## Required work
In the material below, the lines containing the word "name" are required; copy each of them.

----- Records shown -----

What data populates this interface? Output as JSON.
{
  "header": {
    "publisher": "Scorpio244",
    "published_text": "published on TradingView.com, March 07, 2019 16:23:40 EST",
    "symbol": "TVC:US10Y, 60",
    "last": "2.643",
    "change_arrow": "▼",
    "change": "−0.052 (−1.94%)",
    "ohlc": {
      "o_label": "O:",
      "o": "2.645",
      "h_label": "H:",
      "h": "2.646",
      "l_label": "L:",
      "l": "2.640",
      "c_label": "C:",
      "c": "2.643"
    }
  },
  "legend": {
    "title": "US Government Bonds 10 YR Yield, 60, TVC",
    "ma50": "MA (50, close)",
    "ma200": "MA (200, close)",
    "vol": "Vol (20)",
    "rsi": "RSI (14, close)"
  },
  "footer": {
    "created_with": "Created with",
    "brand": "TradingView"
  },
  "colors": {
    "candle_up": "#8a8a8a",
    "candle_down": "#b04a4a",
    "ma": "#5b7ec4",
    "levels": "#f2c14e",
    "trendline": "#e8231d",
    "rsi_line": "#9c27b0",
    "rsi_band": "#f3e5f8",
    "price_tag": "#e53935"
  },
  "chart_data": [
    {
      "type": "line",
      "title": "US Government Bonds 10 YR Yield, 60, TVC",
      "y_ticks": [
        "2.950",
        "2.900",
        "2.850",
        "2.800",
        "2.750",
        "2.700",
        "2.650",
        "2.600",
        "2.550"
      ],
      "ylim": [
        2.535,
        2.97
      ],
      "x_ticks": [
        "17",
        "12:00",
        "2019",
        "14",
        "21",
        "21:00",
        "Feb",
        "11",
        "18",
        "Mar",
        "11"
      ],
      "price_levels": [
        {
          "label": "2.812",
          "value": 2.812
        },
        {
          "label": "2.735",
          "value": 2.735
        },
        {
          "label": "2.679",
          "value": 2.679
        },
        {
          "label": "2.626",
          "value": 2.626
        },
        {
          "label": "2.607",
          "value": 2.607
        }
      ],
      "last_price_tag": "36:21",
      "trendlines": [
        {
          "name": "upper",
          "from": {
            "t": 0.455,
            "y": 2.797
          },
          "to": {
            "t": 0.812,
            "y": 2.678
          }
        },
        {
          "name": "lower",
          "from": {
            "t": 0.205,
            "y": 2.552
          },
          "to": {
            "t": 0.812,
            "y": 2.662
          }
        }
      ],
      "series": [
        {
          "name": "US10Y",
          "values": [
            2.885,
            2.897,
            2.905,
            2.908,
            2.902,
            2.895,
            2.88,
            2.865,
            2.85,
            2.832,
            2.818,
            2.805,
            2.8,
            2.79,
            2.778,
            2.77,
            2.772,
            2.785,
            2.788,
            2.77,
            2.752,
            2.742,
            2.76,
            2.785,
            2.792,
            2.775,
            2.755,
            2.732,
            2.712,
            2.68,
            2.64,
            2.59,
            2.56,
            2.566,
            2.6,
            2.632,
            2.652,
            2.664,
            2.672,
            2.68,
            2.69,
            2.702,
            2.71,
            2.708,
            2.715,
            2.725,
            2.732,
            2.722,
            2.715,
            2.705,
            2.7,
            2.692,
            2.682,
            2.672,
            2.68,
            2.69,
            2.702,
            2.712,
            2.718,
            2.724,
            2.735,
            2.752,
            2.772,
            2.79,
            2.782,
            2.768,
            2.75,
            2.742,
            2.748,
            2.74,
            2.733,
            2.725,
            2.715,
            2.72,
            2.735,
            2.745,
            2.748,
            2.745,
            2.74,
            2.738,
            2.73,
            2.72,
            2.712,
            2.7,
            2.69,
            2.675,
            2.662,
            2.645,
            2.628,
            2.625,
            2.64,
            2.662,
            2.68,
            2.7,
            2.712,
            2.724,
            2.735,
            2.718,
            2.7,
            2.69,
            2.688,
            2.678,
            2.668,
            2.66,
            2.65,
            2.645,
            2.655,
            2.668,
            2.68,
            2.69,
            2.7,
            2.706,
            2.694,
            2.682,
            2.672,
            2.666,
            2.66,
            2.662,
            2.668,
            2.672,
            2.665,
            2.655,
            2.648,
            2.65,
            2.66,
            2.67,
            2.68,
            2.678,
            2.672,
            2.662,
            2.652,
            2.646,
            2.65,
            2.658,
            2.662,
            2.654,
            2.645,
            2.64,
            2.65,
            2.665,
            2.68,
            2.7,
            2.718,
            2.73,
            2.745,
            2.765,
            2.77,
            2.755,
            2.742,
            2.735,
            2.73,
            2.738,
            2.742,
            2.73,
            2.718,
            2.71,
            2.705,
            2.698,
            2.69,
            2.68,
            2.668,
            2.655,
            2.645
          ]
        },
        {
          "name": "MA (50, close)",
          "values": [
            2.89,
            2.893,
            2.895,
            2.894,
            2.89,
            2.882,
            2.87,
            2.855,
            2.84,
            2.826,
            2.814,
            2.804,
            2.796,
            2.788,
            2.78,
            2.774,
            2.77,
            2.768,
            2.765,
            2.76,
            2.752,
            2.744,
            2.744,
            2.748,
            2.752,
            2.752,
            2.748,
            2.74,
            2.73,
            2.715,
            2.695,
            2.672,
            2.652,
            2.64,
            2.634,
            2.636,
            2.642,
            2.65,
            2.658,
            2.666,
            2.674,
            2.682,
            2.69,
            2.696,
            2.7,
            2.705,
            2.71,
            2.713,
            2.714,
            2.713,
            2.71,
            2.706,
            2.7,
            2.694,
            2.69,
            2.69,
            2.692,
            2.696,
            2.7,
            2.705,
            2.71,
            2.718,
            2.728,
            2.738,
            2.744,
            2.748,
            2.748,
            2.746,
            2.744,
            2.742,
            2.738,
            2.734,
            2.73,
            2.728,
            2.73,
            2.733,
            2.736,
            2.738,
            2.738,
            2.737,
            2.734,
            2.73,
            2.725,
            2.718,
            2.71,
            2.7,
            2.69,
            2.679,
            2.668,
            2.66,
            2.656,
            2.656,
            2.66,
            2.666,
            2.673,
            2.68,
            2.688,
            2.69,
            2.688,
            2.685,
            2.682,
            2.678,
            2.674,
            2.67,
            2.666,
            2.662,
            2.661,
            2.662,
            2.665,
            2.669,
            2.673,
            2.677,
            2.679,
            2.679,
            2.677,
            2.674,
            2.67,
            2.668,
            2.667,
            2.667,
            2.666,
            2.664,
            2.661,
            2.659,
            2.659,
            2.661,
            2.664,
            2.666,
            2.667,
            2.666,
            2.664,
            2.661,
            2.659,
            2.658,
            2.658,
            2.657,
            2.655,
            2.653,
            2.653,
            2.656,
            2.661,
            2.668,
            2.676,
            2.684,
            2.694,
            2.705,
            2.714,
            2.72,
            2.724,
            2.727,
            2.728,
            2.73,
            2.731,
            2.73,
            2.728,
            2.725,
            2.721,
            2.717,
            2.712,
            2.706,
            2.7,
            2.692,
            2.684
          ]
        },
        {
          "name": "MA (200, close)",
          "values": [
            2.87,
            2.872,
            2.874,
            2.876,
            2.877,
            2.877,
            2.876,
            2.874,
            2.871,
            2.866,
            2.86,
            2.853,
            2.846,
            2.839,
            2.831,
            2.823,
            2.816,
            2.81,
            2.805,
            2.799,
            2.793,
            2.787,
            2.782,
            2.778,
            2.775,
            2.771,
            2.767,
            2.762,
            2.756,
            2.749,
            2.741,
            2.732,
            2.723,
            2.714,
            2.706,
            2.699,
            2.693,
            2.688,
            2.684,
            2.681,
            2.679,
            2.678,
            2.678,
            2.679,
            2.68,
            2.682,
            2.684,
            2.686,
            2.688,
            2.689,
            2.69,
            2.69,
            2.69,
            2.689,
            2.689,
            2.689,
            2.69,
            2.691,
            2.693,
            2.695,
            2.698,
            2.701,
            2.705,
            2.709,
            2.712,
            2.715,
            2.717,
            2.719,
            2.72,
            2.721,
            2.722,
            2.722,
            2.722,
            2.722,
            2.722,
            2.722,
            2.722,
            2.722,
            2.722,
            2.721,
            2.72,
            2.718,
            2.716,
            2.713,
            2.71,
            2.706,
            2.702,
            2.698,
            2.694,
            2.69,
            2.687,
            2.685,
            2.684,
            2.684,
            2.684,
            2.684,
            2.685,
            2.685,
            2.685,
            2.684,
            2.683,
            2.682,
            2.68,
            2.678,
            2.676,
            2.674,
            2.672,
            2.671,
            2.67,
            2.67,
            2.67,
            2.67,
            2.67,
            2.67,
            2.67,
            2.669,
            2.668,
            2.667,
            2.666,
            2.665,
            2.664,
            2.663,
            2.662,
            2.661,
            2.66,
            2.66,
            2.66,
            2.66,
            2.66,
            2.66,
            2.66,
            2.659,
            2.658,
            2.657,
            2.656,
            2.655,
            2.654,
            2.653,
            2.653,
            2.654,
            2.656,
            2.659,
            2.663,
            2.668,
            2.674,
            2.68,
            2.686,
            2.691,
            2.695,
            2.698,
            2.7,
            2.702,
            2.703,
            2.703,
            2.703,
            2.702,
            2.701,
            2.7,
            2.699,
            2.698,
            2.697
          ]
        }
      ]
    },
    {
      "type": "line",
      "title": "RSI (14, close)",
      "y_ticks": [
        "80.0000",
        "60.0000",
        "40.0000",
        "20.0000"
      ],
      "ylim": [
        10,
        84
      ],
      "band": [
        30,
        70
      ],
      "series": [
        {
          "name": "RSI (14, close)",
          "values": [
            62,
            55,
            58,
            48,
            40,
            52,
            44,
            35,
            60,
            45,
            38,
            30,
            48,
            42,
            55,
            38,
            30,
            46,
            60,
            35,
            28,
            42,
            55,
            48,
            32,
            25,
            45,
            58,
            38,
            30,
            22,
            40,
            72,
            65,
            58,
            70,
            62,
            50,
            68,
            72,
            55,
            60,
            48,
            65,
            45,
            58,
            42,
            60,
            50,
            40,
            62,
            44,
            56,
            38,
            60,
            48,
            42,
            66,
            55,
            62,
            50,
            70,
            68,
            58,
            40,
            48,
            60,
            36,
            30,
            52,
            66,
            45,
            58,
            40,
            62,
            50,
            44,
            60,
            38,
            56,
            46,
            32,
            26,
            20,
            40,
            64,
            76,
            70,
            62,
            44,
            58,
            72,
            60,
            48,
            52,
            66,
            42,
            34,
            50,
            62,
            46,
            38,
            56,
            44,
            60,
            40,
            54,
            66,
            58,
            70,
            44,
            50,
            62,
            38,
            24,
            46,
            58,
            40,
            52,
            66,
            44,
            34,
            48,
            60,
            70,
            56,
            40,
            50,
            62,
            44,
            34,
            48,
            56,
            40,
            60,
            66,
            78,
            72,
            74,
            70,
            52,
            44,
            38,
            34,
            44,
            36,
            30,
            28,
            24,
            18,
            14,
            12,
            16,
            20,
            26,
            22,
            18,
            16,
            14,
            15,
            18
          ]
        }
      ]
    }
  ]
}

-----

## Task answer
          "name": "upper",
          "name": "lower",
          "name": "US10Y",
          "name": "MA (50, close)",
          "name": "MA (200, close)",
          "name": "RSI (14, close)",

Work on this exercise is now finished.